## START Records to process

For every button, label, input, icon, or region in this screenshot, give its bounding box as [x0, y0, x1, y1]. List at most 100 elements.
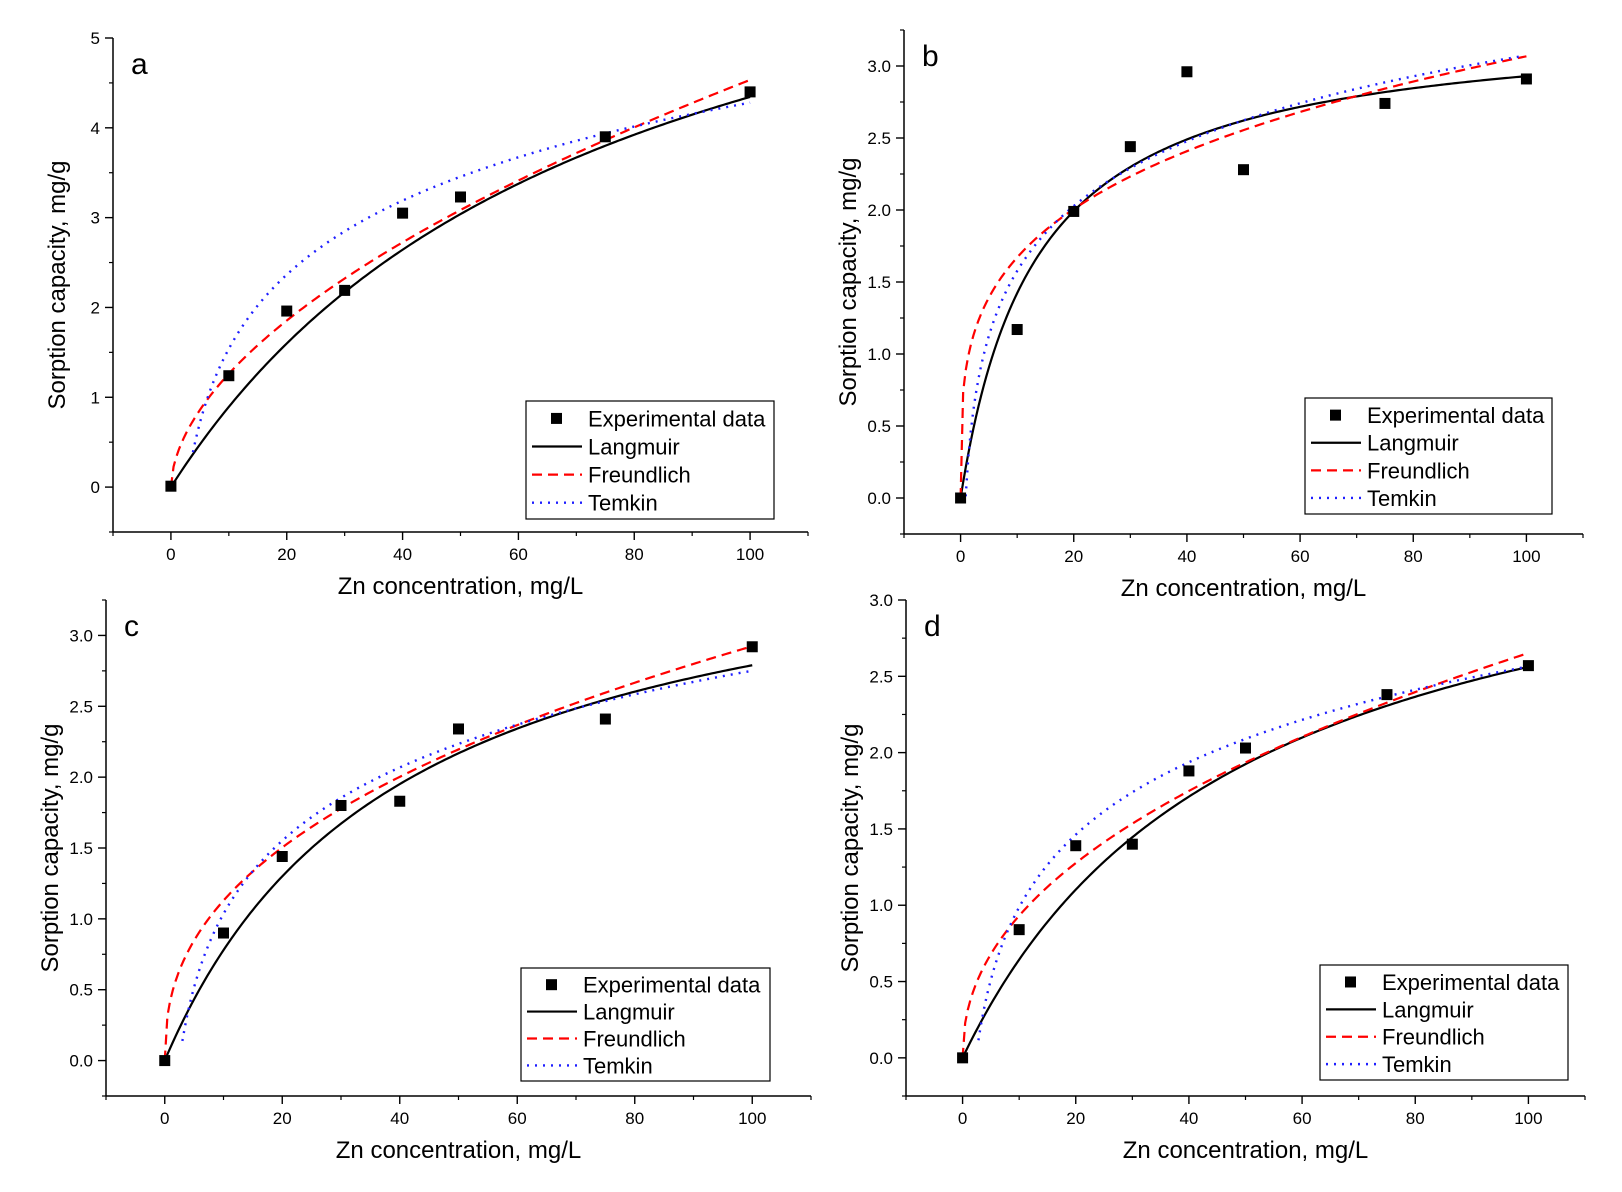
y-tick-label: 0.0 — [69, 1052, 93, 1071]
data-point — [281, 305, 293, 317]
data-point — [1068, 205, 1080, 217]
x-tick-label: 60 — [508, 1109, 527, 1128]
y-tick-label: 0.0 — [867, 489, 891, 508]
y-tick-label: 0 — [91, 478, 100, 497]
y-axis-title: Sorption capacity, mg/g — [37, 723, 64, 972]
x-tick-label: 40 — [1179, 1109, 1198, 1128]
y-axis-title: Sorption capacity, mg/g — [44, 160, 71, 409]
x-tick-label: 40 — [1177, 547, 1196, 566]
legend-label-freundlich: Freundlich — [1367, 458, 1470, 483]
y-tick-label: 3.0 — [867, 57, 891, 76]
data-point — [744, 86, 756, 98]
data-point — [455, 191, 466, 203]
panel-label: d — [924, 610, 941, 643]
legend-marker-points — [1345, 976, 1356, 988]
langmuir-curve — [959, 75, 1527, 499]
legend-label-points: Experimental data — [588, 406, 766, 431]
y-tick-label: 2.0 — [69, 768, 93, 787]
x-tick-label: 100 — [1512, 547, 1540, 566]
data-point — [397, 207, 409, 219]
data-point — [1183, 765, 1195, 777]
legend: Experimental dataLangmuirFreundlichTemki… — [525, 400, 775, 520]
y-tick-label: 1.5 — [867, 273, 891, 292]
y-tick-label: 3 — [91, 209, 100, 228]
data-point — [1381, 689, 1393, 701]
data-point — [1181, 66, 1193, 78]
legend-box — [1304, 397, 1553, 515]
x-tick-label: 80 — [1406, 1109, 1425, 1128]
data-point — [223, 370, 235, 382]
data-point — [957, 1052, 969, 1064]
y-tick-label: 2.0 — [867, 201, 891, 220]
y-tick-label: 0.5 — [69, 981, 93, 1000]
legend-label-temkin: Temkin — [588, 491, 658, 516]
temkin-curve — [181, 669, 753, 1042]
y-axis-title: Sorption capacity, mg/g — [837, 723, 864, 972]
freundlich-curve — [961, 652, 1529, 1058]
y-tick-label: 4 — [91, 119, 100, 138]
freundlich-curve — [163, 645, 753, 1061]
x-axis-title: Zn concentration, mg/L — [336, 1137, 581, 1164]
y-tick-label: 1.0 — [869, 896, 893, 915]
legend-label-temkin: Temkin — [1367, 486, 1437, 511]
data-point — [1011, 324, 1023, 336]
legend-label-langmuir: Langmuir — [583, 1000, 675, 1025]
panel-label: c — [124, 610, 139, 643]
y-tick-label: 3.0 — [869, 591, 893, 610]
x-tick-label: 20 — [1066, 1109, 1085, 1128]
x-tick-label: 80 — [625, 545, 644, 564]
data-point — [1124, 141, 1136, 153]
y-tick-label: 0.5 — [869, 973, 893, 992]
x-tick-label: 80 — [625, 1109, 644, 1128]
x-tick-label: 60 — [509, 545, 528, 564]
x-tick-label: 0 — [958, 1109, 967, 1128]
freundlich-curve — [169, 78, 751, 488]
y-tick-label: 0.0 — [869, 1049, 893, 1068]
x-tick-label: 40 — [393, 545, 412, 564]
legend-label-points: Experimental data — [583, 973, 761, 998]
y-tick-label: 3.0 — [69, 626, 93, 645]
data-point — [218, 927, 229, 939]
x-axis-title: Zn concentration, mg/L — [338, 573, 583, 600]
x-tick-label: 20 — [273, 1109, 292, 1128]
legend-label-points: Experimental data — [1382, 970, 1560, 995]
x-tick-label: 0 — [166, 545, 175, 564]
x-tick-label: 100 — [1514, 1109, 1542, 1128]
data-point — [1240, 742, 1251, 754]
legend-label-freundlich: Freundlich — [583, 1026, 686, 1051]
data-point — [453, 723, 464, 735]
legend-box — [525, 400, 775, 520]
data-point — [1126, 838, 1138, 850]
y-tick-label: 0.5 — [867, 417, 891, 436]
y-tick-label: 1.0 — [867, 345, 891, 364]
data-point — [599, 713, 611, 725]
data-point — [276, 851, 288, 863]
y-tick-label: 5 — [91, 29, 100, 48]
data-point — [159, 1055, 171, 1067]
data-point — [1520, 73, 1532, 85]
freundlich-curve — [959, 55, 1527, 499]
legend: Experimental dataLangmuirFreundlichTemki… — [1319, 964, 1569, 1081]
x-tick-label: 20 — [277, 545, 296, 564]
y-tick-label: 2.5 — [867, 129, 891, 148]
legend-marker-points — [1330, 409, 1341, 421]
y-tick-label: 1.0 — [69, 910, 93, 929]
data-point — [599, 131, 611, 143]
x-tick-label: 20 — [1064, 547, 1083, 566]
x-tick-label: 40 — [390, 1109, 409, 1128]
legend-label-langmuir: Langmuir — [1382, 997, 1474, 1022]
data-point — [955, 492, 967, 504]
data-point — [1070, 840, 1082, 852]
data-point — [394, 795, 406, 807]
y-axis-title: Sorption capacity, mg/g — [835, 157, 862, 406]
y-tick-label: 1.5 — [69, 839, 93, 858]
data-point — [1522, 660, 1534, 672]
data-point — [335, 799, 347, 811]
x-tick-label: 0 — [956, 547, 965, 566]
langmuir-curve — [163, 664, 753, 1062]
y-tick-label: 1.5 — [869, 820, 893, 839]
panel-d: 0 20 40 60 80 100 0.0 0.5 1.0 1.5 2.0 2.5 3.0 Zn conc… — [837, 591, 1586, 1164]
data-point — [165, 480, 177, 492]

## END Records to process

■ Your goal
Print, without any alteration, the stretch of rows from the line containing "y-tick-label: 0.0 — [69, 1052, 93, 1071]" through the line containing "y-axis-title: Sorption capacity, mg/g — [44, 160, 71, 409]", with both of those lines included.

■ Exercise answer
y-tick-label: 0.0 — [69, 1052, 93, 1071]
data-point — [281, 305, 293, 317]
data-point — [1068, 205, 1080, 217]
x-tick-label: 60 — [508, 1109, 527, 1128]
y-tick-label: 0.0 — [867, 489, 891, 508]
y-tick-label: 0 — [91, 478, 100, 497]
y-axis-title: Sorption capacity, mg/g — [37, 723, 64, 972]
x-tick-label: 40 — [1179, 1109, 1198, 1128]
y-axis-title: Sorption capacity, mg/g — [44, 160, 71, 409]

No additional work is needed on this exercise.